From the first line to the last, repeat the data below exactly.
▬▬▬▬▬▬
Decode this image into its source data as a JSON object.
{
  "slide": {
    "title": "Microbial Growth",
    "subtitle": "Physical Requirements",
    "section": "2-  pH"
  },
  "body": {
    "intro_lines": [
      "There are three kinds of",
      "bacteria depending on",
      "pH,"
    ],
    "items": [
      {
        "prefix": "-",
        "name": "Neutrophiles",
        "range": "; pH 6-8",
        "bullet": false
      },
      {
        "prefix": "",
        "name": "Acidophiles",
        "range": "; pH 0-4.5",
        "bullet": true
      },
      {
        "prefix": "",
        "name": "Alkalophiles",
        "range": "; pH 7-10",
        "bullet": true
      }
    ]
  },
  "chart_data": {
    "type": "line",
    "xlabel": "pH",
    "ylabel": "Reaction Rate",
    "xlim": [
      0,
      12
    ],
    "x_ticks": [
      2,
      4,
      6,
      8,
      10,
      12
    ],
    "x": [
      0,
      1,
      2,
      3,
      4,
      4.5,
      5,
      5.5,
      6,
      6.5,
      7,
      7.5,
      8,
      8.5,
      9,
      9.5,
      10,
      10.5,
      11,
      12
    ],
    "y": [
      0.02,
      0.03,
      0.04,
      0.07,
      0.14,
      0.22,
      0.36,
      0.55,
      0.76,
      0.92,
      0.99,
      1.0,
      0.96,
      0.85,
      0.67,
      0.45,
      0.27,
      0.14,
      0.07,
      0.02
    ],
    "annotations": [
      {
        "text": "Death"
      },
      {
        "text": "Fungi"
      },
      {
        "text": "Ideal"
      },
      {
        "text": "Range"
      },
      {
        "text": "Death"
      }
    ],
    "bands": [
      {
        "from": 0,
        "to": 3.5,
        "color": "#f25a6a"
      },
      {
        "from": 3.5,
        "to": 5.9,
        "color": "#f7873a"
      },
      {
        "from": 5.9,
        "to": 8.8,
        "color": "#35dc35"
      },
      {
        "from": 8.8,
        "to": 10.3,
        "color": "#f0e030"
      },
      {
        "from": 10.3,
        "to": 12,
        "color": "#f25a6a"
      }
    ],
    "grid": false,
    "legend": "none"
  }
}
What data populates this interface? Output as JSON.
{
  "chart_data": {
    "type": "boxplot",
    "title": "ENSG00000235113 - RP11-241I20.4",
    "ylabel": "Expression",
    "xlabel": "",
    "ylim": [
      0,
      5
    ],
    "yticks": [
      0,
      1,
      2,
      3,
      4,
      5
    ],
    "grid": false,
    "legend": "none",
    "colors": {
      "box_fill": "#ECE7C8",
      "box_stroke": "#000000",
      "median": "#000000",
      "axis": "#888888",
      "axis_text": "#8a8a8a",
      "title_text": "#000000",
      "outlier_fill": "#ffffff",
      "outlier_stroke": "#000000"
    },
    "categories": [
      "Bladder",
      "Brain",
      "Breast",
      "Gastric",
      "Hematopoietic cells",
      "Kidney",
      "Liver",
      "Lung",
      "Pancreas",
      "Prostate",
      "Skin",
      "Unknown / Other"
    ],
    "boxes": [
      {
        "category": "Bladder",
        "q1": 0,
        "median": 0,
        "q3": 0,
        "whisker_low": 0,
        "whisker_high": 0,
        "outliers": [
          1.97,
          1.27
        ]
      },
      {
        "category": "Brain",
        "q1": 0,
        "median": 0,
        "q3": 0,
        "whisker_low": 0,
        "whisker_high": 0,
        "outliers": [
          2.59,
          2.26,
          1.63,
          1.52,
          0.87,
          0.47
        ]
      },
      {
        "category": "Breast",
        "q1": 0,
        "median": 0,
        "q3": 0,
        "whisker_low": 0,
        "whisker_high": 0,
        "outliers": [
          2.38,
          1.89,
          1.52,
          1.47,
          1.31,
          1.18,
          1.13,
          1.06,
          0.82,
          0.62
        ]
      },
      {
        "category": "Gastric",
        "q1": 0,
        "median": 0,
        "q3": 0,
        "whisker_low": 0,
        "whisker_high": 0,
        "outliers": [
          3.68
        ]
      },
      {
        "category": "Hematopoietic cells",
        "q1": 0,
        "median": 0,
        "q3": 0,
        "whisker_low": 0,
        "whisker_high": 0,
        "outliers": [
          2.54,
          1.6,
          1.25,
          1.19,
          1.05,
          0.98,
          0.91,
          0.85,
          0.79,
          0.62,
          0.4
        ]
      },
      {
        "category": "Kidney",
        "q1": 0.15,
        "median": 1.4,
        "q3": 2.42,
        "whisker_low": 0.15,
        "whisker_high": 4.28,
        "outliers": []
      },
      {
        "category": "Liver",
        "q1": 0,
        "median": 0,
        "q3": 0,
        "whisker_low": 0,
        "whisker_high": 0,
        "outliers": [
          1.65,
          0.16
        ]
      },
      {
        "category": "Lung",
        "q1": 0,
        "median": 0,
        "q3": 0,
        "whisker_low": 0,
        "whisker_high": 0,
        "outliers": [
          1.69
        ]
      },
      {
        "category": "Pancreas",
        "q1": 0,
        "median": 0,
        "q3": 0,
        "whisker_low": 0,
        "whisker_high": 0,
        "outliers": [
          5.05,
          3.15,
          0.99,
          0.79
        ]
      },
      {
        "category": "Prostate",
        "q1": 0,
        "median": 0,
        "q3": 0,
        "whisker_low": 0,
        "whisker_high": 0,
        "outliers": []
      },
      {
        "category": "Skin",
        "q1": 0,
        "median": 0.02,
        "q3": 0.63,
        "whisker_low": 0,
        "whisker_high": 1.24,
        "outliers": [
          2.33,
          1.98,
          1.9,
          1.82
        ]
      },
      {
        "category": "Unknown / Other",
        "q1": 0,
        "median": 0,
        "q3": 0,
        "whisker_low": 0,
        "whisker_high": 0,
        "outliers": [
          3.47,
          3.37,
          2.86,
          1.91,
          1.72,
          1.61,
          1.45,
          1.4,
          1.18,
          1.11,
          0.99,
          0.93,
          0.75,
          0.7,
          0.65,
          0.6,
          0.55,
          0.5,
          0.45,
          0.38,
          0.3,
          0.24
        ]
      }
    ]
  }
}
▬▬▬▬▬▬
> EXERCISE OUTPUT:
Decode this image into its source data as a JSON object.
{
  "slide": {
    "title": "Microbial Growth",
    "subtitle": "Physical Requirements",
    "section": "2-  pH"
  },
  "body": {
    "intro_lines": [
      "There are three kinds of",
      "bacteria depending on",
      "pH,"
    ],
    "items": [
      {
        "prefix": "-",
        "name": "Neutrophiles",
        "range": "; pH 6-8",
        "bullet": false
      },
      {
        "prefix": "",
        "name": "Acidophiles",
        "range": "; pH 0-4.5",
        "bullet": true
      },
      {
        "prefix": "",
        "name": "Alkalophiles",
        "range": "; pH 7-10",
        "bullet": true
      }
    ]
  },
  "chart_data": {
    "type": "line",
    "xlabel": "pH",
    "ylabel": "Reaction Rate",
    "xlim": [
      0,
      12
    ],
    "x_ticks": [
      2,
      4,
      6,
      8,
      10,
      12
    ],
    "x": [
      0,
      1,
      2,
      3,
      4,
      4.5,
      5,
      5.5,
      6,
      6.5,
      7,
      7.5,
      8,
      8.5,
      9,
      9.5,
      10,
      10.5,
      11,
      12
    ],
    "y": [
      0.02,
      0.03,
      0.04,
      0.07,
      0.14,
      0.22,
      0.36,
      0.55,
      0.76,
      0.92,
      0.99,
      1.0,
      0.96,
      0.85,
      0.67,
      0.45,
      0.27,
      0.14,
      0.07,
      0.02
    ],
    "annotations": [
      {
        "text": "Death"
      },
      {
        "text": "Fungi"
      },
      {
        "text": "Ideal"
      },
      {
        "text": "Range"
      },
      {
        "text": "Death"
      }
    ],
    "bands": [
      {
        "from": 0,
        "to": 3.5,
        "color": "#f25a6a"
      },
      {
        "from": 3.5,
        "to": 5.9,
        "color": "#f7873a"
      },
      {
        "from": 5.9,
        "to": 8.8,
        "color": "#35dc35"
      },
      {
        "from": 8.8,
        "to": 10.3,
        "color": "#f0e030"
      },
      {
        "from": 10.3,
        "to": 12,
        "color": "#f25a6a"
      }
    ],
    "grid": false,
    "legend": "none"
  }
}
What data populates this interface? Output as JSON.
{
  "chart_data": {
    "type": "boxplot",
    "title": "ENSG00000235113 - RP11-241I20.4",
    "ylabel": "Expression",
    "xlabel": "",
    "ylim": [
      0,
      5
    ],
    "yticks": [
      0,
      1,
      2,
      3,
      4,
      5
    ],
    "grid": false,
    "legend": "none",
    "colors": {
      "box_fill": "#ECE7C8",
      "box_stroke": "#000000",
      "median": "#000000",
      "axis": "#888888",
      "axis_text": "#8a8a8a",
      "title_text": "#000000",
      "outlier_fill": "#ffffff",
      "outlier_stroke": "#000000"
    },
    "categories": [
      "Bladder",
      "Brain",
      "Breast",
      "Gastric",
      "Hematopoietic cells",
      "Kidney",
      "Liver",
      "Lung",
      "Pancreas",
      "Prostate",
      "Skin",
      "Unknown / Other"
    ],
    "boxes": [
      {
        "category": "Bladder",
        "q1": 0,
        "median": 0,
        "q3": 0,
        "whisker_low": 0,
        "whisker_high": 0,
        "outliers": [
          1.97,
          1.27
        ]
      },
      {
        "category": "Brain",
        "q1": 0,
        "median": 0,
        "q3": 0,
        "whisker_low": 0,
        "whisker_high": 0,
        "outliers": [
          2.59,
          2.26,
          1.63,
          1.52,
          0.87,
          0.47
        ]
      },
      {
        "category": "Breast",
        "q1": 0,
        "median": 0,
        "q3": 0,
        "whisker_low": 0,
        "whisker_high": 0,
        "outliers": [
          2.38,
          1.89,
          1.52,
          1.47,
          1.31,
          1.18,
          1.13,
          1.06,
          0.82,
          0.62
        ]
      },
      {
        "category": "Gastric",
        "q1": 0,
        "median": 0,
        "q3": 0,
        "whisker_low": 0,
        "whisker_high": 0,
        "outliers": [
          3.68
        ]
      },
      {
        "category": "Hematopoietic cells",
        "q1": 0,
        "median": 0,
        "q3": 0,
        "whisker_low": 0,
        "whisker_high": 0,
        "outliers": [
          2.54,
          1.6,
          1.25,
          1.19,
          1.05,
          0.98,
          0.91,
          0.85,
          0.79,
          0.62,
          0.4
        ]
      },
      {
        "category": "Kidney",
        "q1": 0.15,
        "median": 1.4,
        "q3": 2.42,
        "whisker_low": 0.15,
        "whisker_high": 4.28,
        "outliers": []
      },
      {
        "category": "Liver",
        "q1": 0,
        "median": 0,
        "q3": 0,
        "whisker_low": 0,
        "whisker_high": 0,
        "outliers": [
          1.65,
          0.16
        ]
      },
      {
        "category": "Lung",
        "q1": 0,
        "median": 0,
        "q3": 0,
        "whisker_low": 0,
        "whisker_high": 0,
        "outliers": [
          1.69
        ]
      },
      {
        "category": "Pancreas",
        "q1": 0,
        "median": 0,
        "q3": 0,
        "whisker_low": 0,
        "whisker_high": 0,
        "outliers": [
          5.05,
          3.15,
          0.99,
          0.79
        ]
      },
      {
        "category": "Prostate",
        "q1": 0,
        "median": 0,
        "q3": 0,
        "whisker_low": 0,
        "whisker_high": 0,
        "outliers": []
      },
      {
        "category": "Skin",
        "q1": 0,
        "median": 0.02,
        "q3": 0.63,
        "whisker_low": 0,
        "whisker_high": 1.24,
        "outliers": [
          2.33,
          1.98,
          1.9,
          1.82
        ]
      },
      {
        "category": "Unknown / Other",
        "q1": 0,
        "median": 0,
        "q3": 0,
        "whisker_low": 0,
        "whisker_high": 0,
        "outliers": [
          3.47,
          3.37,
          2.86,
          1.91,
          1.72,
          1.61,
          1.45,
          1.4,
          1.18,
          1.11,
          0.99,
          0.93,
          0.75,
          0.7,
          0.65,
          0.6,
          0.55,
          0.5,
          0.45,
          0.38,
          0.3,
          0.24
        ]
      }
    ]
  }
}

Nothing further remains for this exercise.